Text to read:
The announcement came suddenly, though it confirmed what people in the community had known for years. In September 2021, Colorado Attorney General Phil Weiser announced his office had investigated the Aurora Police and Fire Departments for more than a year, and found “a pattern and practice of racially biased policing.”
The investigation was extensive: it involved data analysis, which showed that nearly half of the individuals whom Aurora Police used force against were Black, even though Black residents make up about 15% of the population in Aurora. Black people were also twice as likely to be arrested than white people.
The attorney general’s team also sat in on meetings of the police board that reviews incidents of force and found Aurora didn’t adequately scrutinize its own behavior. Investigators also rode along with officers on patrol; reviewed thousands of pages of police reports; and interviewed officers and residents, among other things. The investigation also found consistent illegal use of ketamine, a powerful sedative, by paramedics.
When Weiser announced the findings, he said, “What Aurora needs, we've heard loud and clear, is a law enforcement system that is worthy of their trust."
In the weeks after, the city signed onto an agreement with the attorney general, called a consent decree. The city and state spelled out a series of specific reforms to hiring and training practices; policies around use of force; and more. The agreement, or decree, is scheduled to last five years.
It’s the first time in state history that a city has entered into such an agreement with the state, and it was made possible by a law passed in the wake of Elijah McClain’s death.

Recorded information:
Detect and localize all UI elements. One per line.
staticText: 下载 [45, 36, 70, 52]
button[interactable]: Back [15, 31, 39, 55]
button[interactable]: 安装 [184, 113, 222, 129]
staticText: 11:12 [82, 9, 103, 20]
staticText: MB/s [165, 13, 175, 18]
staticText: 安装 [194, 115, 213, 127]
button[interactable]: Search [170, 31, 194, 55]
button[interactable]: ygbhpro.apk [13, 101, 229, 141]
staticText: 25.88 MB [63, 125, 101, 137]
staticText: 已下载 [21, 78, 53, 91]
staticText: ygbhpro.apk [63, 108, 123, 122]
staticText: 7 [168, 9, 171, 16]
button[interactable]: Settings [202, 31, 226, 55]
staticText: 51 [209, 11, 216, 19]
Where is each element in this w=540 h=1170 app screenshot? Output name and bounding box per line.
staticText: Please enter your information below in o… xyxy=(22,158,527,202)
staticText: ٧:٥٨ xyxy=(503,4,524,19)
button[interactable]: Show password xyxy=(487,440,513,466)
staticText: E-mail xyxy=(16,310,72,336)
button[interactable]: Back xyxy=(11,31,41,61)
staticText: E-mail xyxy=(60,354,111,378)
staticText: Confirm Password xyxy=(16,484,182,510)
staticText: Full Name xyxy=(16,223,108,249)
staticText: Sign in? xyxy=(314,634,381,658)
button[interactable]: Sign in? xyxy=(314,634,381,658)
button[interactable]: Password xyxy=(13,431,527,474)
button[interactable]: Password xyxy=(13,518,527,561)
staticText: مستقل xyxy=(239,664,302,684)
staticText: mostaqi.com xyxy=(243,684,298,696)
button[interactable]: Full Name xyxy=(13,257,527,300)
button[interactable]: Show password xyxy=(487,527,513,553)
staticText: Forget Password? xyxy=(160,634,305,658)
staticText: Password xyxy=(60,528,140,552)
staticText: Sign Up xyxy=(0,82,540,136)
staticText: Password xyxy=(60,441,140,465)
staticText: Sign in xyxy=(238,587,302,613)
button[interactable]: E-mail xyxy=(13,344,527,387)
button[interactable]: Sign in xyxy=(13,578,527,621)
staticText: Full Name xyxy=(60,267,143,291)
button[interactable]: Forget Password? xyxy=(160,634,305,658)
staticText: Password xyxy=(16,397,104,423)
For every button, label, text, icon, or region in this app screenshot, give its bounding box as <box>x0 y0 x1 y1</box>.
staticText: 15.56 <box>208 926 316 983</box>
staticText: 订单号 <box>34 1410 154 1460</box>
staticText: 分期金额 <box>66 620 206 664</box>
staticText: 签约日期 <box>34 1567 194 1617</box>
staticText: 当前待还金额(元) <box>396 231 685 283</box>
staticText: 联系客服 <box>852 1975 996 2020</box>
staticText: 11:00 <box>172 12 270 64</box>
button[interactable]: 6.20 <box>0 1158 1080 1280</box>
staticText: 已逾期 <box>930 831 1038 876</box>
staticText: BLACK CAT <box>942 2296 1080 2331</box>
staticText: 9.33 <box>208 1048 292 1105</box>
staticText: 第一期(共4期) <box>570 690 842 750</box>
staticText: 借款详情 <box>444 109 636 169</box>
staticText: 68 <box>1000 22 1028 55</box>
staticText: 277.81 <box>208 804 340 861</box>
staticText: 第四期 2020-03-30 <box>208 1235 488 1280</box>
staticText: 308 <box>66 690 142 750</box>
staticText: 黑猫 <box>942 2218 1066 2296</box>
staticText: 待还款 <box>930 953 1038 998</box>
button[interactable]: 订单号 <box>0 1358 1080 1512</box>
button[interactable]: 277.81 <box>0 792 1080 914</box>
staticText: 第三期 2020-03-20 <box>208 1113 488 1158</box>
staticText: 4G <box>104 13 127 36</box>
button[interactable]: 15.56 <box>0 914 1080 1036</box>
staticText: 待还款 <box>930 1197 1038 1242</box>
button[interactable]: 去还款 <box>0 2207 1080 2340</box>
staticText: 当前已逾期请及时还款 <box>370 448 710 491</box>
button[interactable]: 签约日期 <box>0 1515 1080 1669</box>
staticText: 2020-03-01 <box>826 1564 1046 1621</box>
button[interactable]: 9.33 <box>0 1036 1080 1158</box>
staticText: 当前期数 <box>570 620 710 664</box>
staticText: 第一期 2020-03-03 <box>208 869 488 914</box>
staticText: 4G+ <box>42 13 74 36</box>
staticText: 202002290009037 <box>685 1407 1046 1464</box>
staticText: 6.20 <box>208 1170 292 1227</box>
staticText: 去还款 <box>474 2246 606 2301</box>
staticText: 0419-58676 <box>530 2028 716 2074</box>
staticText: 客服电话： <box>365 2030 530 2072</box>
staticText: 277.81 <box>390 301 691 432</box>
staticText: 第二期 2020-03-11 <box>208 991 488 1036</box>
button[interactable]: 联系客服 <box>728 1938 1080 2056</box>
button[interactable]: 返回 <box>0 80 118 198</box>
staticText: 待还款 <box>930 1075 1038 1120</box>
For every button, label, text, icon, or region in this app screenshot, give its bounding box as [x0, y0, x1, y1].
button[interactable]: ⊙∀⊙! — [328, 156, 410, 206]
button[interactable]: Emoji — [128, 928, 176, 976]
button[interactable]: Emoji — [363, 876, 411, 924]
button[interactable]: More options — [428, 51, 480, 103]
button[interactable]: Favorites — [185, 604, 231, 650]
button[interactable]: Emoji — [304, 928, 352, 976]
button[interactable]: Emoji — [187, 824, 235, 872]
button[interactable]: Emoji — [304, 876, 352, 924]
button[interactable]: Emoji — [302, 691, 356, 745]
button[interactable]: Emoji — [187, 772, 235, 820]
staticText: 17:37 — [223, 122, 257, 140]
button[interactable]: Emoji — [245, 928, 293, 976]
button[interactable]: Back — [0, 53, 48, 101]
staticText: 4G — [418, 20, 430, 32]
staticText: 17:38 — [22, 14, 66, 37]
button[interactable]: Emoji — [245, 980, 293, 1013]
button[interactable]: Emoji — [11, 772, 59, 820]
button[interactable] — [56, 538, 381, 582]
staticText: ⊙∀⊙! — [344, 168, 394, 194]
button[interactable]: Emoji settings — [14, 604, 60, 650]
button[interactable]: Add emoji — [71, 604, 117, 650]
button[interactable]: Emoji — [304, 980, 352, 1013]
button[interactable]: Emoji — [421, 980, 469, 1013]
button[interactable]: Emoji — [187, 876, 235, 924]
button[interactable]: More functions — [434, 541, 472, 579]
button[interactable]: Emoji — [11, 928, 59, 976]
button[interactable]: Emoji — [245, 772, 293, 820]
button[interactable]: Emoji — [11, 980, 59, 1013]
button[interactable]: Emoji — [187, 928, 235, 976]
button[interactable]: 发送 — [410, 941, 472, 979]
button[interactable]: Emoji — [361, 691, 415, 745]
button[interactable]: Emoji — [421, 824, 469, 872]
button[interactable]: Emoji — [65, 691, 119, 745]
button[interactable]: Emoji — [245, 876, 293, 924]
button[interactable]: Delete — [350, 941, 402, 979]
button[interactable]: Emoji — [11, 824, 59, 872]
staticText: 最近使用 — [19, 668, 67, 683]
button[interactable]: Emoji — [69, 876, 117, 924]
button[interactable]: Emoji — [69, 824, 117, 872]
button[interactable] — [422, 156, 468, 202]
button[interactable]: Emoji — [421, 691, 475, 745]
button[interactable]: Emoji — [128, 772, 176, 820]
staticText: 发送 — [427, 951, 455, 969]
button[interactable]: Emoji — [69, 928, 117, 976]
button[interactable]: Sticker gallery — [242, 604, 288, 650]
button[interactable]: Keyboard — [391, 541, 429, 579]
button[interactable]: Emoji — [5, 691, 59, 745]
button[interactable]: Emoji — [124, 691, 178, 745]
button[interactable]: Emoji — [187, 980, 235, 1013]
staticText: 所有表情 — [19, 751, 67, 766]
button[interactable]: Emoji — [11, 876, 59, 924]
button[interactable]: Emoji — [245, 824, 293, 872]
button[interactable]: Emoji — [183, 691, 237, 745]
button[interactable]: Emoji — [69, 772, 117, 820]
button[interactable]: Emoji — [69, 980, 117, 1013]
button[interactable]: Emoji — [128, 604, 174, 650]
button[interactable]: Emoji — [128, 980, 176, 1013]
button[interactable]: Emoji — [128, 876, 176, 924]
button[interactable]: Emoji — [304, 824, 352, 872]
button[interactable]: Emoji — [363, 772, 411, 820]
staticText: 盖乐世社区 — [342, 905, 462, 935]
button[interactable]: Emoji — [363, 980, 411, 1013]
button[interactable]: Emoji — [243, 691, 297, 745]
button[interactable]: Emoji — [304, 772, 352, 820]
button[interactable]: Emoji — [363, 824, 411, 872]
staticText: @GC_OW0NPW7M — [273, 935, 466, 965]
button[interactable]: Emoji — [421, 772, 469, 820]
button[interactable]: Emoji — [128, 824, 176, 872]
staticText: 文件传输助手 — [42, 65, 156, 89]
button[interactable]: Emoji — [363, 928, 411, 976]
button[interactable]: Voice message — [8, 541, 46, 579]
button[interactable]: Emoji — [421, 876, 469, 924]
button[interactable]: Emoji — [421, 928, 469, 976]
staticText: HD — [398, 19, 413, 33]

Work to do:
**a)** Answer these questions from the text on the Aurora policing investigation:
(i) About what share of Aurora's population do Black residents make up?
(ii) How long is the consent decree scheduled to last?
(iii) Which powerful sedative did the investigation find paramedics using illegally?
**b)** Carry on the text on the Aurora policing investigation from its final sentence.

Results of the tasks:
**a)**
(i) About 15%.
(ii) Five years.
(iii) Ketamine.

**b)**
This week, criminal trials for the three officers who forcibly stopped and subdued McClain are underway. That may result in personal, criminal responsibility for his death. The reforms required in Aurora are another form of responsibility: they are an attempt, for the first time in state history, to establish that individual incidents can be the product of a system that has not valued the lives of all people in the community. It’s an attempt to hold an entire system accountable, and ultimately, to improve public safety.
Almost two years since the decree was established, everyone involved agrees that progress has been slow, perhaps out of necessity, and has been made mostly behind closed doors. It is testing the patience and trust of a community in which some people say they can’t wait.
“Patience is a luxury that our communities just cannot afford,” said Gianina Horton, an Aurora resident who works in the field of civilian oversight of law enforcement as co-director of the Denver Justice Project. She also serves on a community advisory council to the consent decree monitor. The council is intended to communicate the status of the reforms to the Aurora community, and transmit questions and comments up to the independent group that’s overseeing the five-year process.
Horton added, “There are so many officers that are working with due diligence to make these reforms happen, and I acknowledge that and validate it. And at the same time, there needs to be accountability in real time.”
Thomas Mayes, a pastor at Living Water Christian Center Church in Aurora, is also on the community council.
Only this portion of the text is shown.